*WHAT THE TASK ASKS:* Copy out the entries in full and with complete accuracy; pictures are excluded.

-- Start of RECORD LIST --

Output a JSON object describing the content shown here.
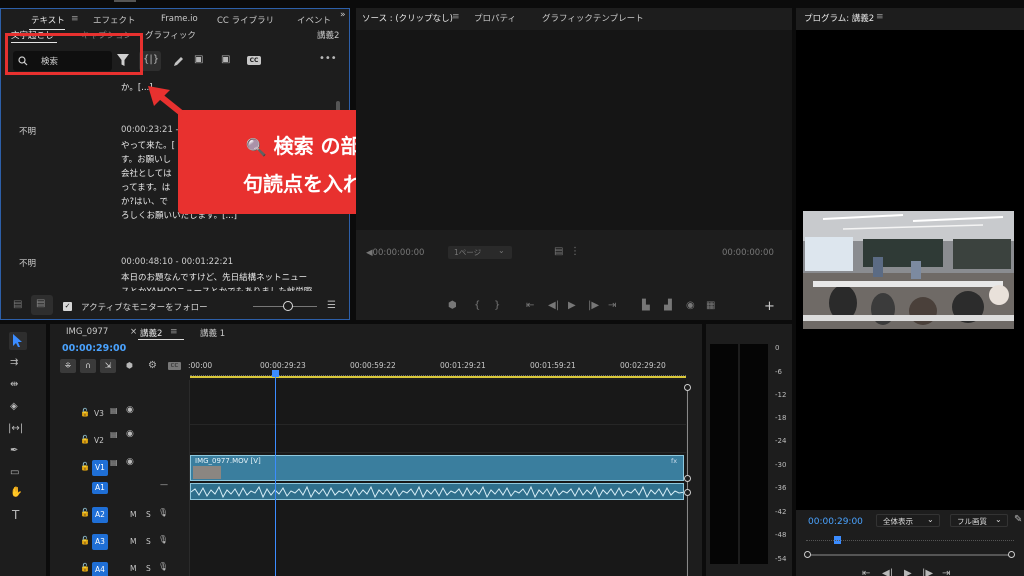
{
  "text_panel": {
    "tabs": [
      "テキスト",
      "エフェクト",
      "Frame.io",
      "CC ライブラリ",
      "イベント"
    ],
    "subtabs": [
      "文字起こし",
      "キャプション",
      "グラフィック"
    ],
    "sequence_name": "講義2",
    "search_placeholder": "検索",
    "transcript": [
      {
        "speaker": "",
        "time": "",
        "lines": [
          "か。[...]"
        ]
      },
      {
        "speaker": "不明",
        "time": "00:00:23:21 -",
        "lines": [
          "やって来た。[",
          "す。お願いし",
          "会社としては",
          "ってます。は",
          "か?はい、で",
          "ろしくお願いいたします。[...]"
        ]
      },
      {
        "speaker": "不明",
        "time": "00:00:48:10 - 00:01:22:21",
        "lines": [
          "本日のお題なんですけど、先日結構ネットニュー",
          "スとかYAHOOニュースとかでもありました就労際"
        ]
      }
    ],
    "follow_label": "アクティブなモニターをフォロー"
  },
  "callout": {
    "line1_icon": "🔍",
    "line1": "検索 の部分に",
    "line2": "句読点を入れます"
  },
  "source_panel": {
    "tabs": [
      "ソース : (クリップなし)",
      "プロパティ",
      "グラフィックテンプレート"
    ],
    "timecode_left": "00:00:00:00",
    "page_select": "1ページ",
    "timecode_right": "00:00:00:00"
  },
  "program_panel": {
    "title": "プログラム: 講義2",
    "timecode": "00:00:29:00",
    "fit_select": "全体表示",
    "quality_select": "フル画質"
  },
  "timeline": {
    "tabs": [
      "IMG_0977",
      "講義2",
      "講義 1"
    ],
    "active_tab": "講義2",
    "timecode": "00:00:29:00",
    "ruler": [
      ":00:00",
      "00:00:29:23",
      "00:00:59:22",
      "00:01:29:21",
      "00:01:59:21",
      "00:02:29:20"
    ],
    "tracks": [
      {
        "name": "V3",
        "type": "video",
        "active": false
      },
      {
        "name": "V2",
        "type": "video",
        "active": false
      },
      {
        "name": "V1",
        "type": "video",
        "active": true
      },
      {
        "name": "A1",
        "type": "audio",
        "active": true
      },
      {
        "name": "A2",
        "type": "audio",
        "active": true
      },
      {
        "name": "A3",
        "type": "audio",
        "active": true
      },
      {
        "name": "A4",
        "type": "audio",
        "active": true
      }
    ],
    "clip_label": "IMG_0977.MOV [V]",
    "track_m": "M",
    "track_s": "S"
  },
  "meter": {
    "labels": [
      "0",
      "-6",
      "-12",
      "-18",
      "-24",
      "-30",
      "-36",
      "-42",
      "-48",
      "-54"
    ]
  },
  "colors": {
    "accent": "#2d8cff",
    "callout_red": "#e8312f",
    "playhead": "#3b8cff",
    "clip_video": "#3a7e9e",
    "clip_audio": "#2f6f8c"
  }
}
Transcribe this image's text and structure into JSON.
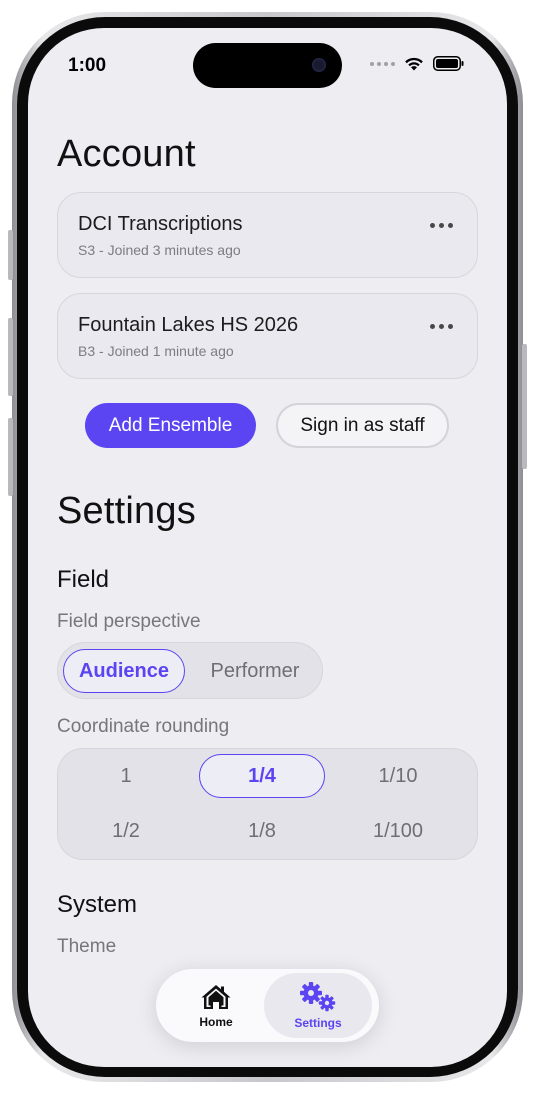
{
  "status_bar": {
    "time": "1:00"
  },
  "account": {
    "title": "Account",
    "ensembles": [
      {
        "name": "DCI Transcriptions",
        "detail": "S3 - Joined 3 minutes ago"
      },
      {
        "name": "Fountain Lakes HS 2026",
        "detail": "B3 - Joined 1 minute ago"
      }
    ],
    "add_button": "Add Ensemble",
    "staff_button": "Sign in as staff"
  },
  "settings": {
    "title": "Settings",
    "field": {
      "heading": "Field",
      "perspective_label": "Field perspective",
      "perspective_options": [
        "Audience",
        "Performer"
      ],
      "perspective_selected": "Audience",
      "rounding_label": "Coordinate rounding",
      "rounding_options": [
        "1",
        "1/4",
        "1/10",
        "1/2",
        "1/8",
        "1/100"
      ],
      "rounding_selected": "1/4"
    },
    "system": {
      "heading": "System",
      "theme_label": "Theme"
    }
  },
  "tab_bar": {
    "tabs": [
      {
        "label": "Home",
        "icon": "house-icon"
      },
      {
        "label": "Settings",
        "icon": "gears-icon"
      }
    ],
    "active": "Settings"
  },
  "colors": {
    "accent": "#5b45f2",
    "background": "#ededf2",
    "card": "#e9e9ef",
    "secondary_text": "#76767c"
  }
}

-- End of RECORD LIST --

*OUTPUT OF THE EXERCISE:*
Output a JSON object describing the content shown here.
{
  "text_panel": {
    "tabs": [
      "テキスト",
      "エフェクト",
      "Frame.io",
      "CC ライブラリ",
      "イベント"
    ],
    "subtabs": [
      "文字起こし",
      "キャプション",
      "グラフィック"
    ],
    "sequence_name": "講義2",
    "search_placeholder": "検索",
    "transcript": [
      {
        "speaker": "",
        "time": "",
        "lines": [
          "か。[...]"
        ]
      },
      {
        "speaker": "不明",
        "time": "00:00:23:21 -",
        "lines": [
          "やって来た。[",
          "す。お願いし",
          "会社としては",
          "ってます。は",
          "か?はい、で",
          "ろしくお願いいたします。[...]"
        ]
      },
      {
        "speaker": "不明",
        "time": "00:00:48:10 - 00:01:22:21",
        "lines": [
          "本日のお題なんですけど、先日結構ネットニュー",
          "スとかYAHOOニュースとかでもありました就労際"
        ]
      }
    ],
    "follow_label": "アクティブなモニターをフォロー"
  },
  "callout": {
    "line1_icon": "🔍",
    "line1": "検索 の部分に",
    "line2": "句読点を入れます"
  },
  "source_panel": {
    "tabs": [
      "ソース : (クリップなし)",
      "プロパティ",
      "グラフィックテンプレート"
    ],
    "timecode_left": "00:00:00:00",
    "page_select": "1ページ",
    "timecode_right": "00:00:00:00"
  },
  "program_panel": {
    "title": "プログラム: 講義2",
    "timecode": "00:00:29:00",
    "fit_select": "全体表示",
    "quality_select": "フル画質"
  },
  "timeline": {
    "tabs": [
      "IMG_0977",
      "講義2",
      "講義 1"
    ],
    "active_tab": "講義2",
    "timecode": "00:00:29:00",
    "ruler": [
      ":00:00",
      "00:00:29:23",
      "00:00:59:22",
      "00:01:29:21",
      "00:01:59:21",
      "00:02:29:20"
    ],
    "tracks": [
      {
        "name": "V3",
        "type": "video",
        "active": false
      },
      {
        "name": "V2",
        "type": "video",
        "active": false
      },
      {
        "name": "V1",
        "type": "video",
        "active": true
      },
      {
        "name": "A1",
        "type": "audio",
        "active": true
      },
      {
        "name": "A2",
        "type": "audio",
        "active": true
      },
      {
        "name": "A3",
        "type": "audio",
        "active": true
      },
      {
        "name": "A4",
        "type": "audio",
        "active": true
      }
    ],
    "clip_label": "IMG_0977.MOV [V]",
    "track_m": "M",
    "track_s": "S"
  },
  "meter": {
    "labels": [
      "0",
      "-6",
      "-12",
      "-18",
      "-24",
      "-30",
      "-36",
      "-42",
      "-48",
      "-54"
    ]
  },
  "colors": {
    "accent": "#2d8cff",
    "callout_red": "#e8312f",
    "playhead": "#3b8cff",
    "clip_video": "#3a7e9e",
    "clip_audio": "#2f6f8c"
  }
}
Transcribe this image's text and structure into JSON.
{
  "status_bar": {
    "time": "1:00"
  },
  "account": {
    "title": "Account",
    "ensembles": [
      {
        "name": "DCI Transcriptions",
        "detail": "S3 - Joined 3 minutes ago"
      },
      {
        "name": "Fountain Lakes HS 2026",
        "detail": "B3 - Joined 1 minute ago"
      }
    ],
    "add_button": "Add Ensemble",
    "staff_button": "Sign in as staff"
  },
  "settings": {
    "title": "Settings",
    "field": {
      "heading": "Field",
      "perspective_label": "Field perspective",
      "perspective_options": [
        "Audience",
        "Performer"
      ],
      "perspective_selected": "Audience",
      "rounding_label": "Coordinate rounding",
      "rounding_options": [
        "1",
        "1/4",
        "1/10",
        "1/2",
        "1/8",
        "1/100"
      ],
      "rounding_selected": "1/4"
    },
    "system": {
      "heading": "System",
      "theme_label": "Theme"
    }
  },
  "tab_bar": {
    "tabs": [
      {
        "label": "Home",
        "icon": "house-icon"
      },
      {
        "label": "Settings",
        "icon": "gears-icon"
      }
    ],
    "active": "Settings"
  },
  "colors": {
    "accent": "#5b45f2",
    "background": "#ededf2",
    "card": "#e9e9ef",
    "secondary_text": "#76767c"
  }
}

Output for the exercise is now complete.